> Trecho selecionado:

Portanto, ainda não descobrimos o segredo que faz com que Lamb, Macaulay e Mill sejam literatura, mas não, falando em termos gerais, Bentham, Marx e Darwin. Uma resposta simples talvez seja o fato de os três primeiros serem exemplos de "escrever bonito", ao passo que os três últimos, não. Essa resposta tem a desvantagem de ser em grande parte inverídica, pelo menos em minha opinião, mas encerra a conveniência de sugerir que, de modo geral, as pessoas consideram como "literatura" a escrita que lhes parece bonita. Uma objeção óbvia é a de que se tal definição tivesse validade geral, não haveria a "má literatura". Posso achar que Lamb e Macaulay são sobrestimados, mas isso não significa necessariamente que eu deixe de considerá-los como literatura. Podemos achar Raymond Chandler "bom em seu gênero", mas não exatamente literatura. Por outro lado, se Macaulay fosse um autor realmente ruim – se não tivesse nenhuma capacidade de percepção da gramática, e parecesse interessado apenas em ratos brancos – sua obra poderia ser considerada não-literária, não chegando nem mesmo a ser má literatura. Os julgamentos de valor parecem ter, sem dúvida, muita relação com o que se considera literatura, e o que não se considera não necessariamente no sentido de que o estilo tem de ser "belo" para ser literário, mas sim de que tem de ser do tipo considerado belo; ele pode ser um exemplo menor de um modo geralmente considerado como valioso. Ninguém diria que o bilhete de ônibus é um exemplo menor de literatura, mas alguém poderia dizer que a poesia de Ernest Dowson constitui tal exemplo. A expressão "bela escrita", belles letres é ambígua nesse sentido: denota uma espécie de escrita em geral muito respeitada, embora não nos leve necessariamente à opinião de que um determinado exemplo dela é "belo".

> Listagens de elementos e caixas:
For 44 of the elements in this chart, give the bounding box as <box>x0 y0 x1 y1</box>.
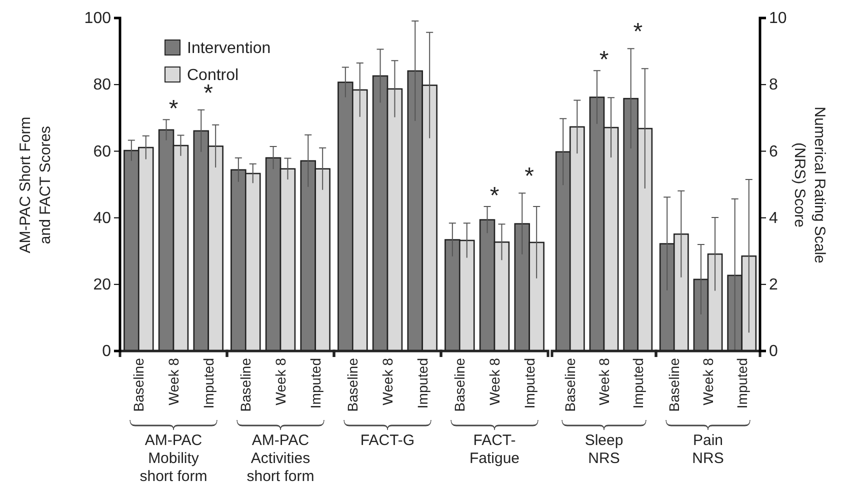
y2-tick-label: 0 <box>769 343 778 360</box>
y-tick-label: 0 <box>102 343 112 360</box>
x-tick-label: Imputed <box>630 358 646 409</box>
y2-axis-title: Numerical Rating Scale (NRS) Score <box>791 106 828 264</box>
x-axis-title: AM-PAC Activities short form <box>246 432 314 485</box>
x-tick-label: Baseline <box>666 358 682 412</box>
y-tick-label: 80 <box>93 76 112 94</box>
x-tick-label: Week 8 <box>272 358 288 406</box>
x-tick-label: Baseline <box>452 358 468 412</box>
x-tick-label: Baseline <box>344 358 361 412</box>
x-tick-label: Baseline <box>238 358 254 412</box>
y2-tick-label: 2 <box>769 276 778 294</box>
y-axis-title: AM-PAC Short Form and FACT Scores <box>17 116 54 254</box>
x-tick-label: Week 8 <box>486 358 502 406</box>
y-tick-label: 20 <box>93 276 112 294</box>
annotation: * <box>633 18 643 46</box>
annotation: * <box>168 96 178 123</box>
y2-tick-label: 6 <box>769 143 778 160</box>
x-axis-title: AM-PAC Mobility short form <box>140 432 208 485</box>
x-axis-title: FACT-G <box>360 432 415 449</box>
x-axis-title: FACT- Fatigue <box>469 432 520 467</box>
legend-label: Intervention <box>187 40 271 57</box>
annotation: * <box>524 163 534 190</box>
y2-tick-label: 4 <box>769 210 778 227</box>
x-tick-label: Baseline <box>130 358 147 412</box>
x-tick-label: Imputed <box>734 358 750 409</box>
x-tick-label: Imputed <box>200 358 216 409</box>
y-tick-label: 40 <box>93 210 112 227</box>
x-tick-label: Week 8 <box>379 358 396 406</box>
y2-tick-label: 10 <box>769 10 787 28</box>
x-tick-label: Week 8 <box>165 358 182 406</box>
x-tick-label: Imputed <box>521 358 538 409</box>
x-tick-label: Imputed <box>414 358 430 409</box>
x-axis-title: Pain NRS <box>692 432 724 467</box>
x-tick-label: Imputed <box>307 358 324 409</box>
y-tick-label: 60 <box>93 143 112 160</box>
annotation: * <box>490 182 500 210</box>
x-tick-label: Week 8 <box>700 358 716 406</box>
annotation: * <box>599 46 609 74</box>
x-tick-label: Week 8 <box>596 358 612 406</box>
y2-tick-label: 8 <box>769 76 778 94</box>
y-tick-label: 100 <box>84 10 112 28</box>
x-tick-label: Baseline <box>562 358 578 412</box>
x-axis-title: Sleep NRS <box>584 432 624 467</box>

> O que se pede:
Responda às perguntas com base no trecho sobre literatura e juízos de valor.
1. Quais três autores o trecho aponta como não sendo literatura, falando em termos gerais?
2. Que autor, segundo o trecho, podemos achar "bom em seu gênero", mas não exatamente literatura?
3. O que, de acordo com o trecho, ninguém diria ser um exemplo menor de literatura?

> Resolução:
1. Bentham, Marx e Darwin.
2. Raymond Chandler.
3. O bilhete de ônibus.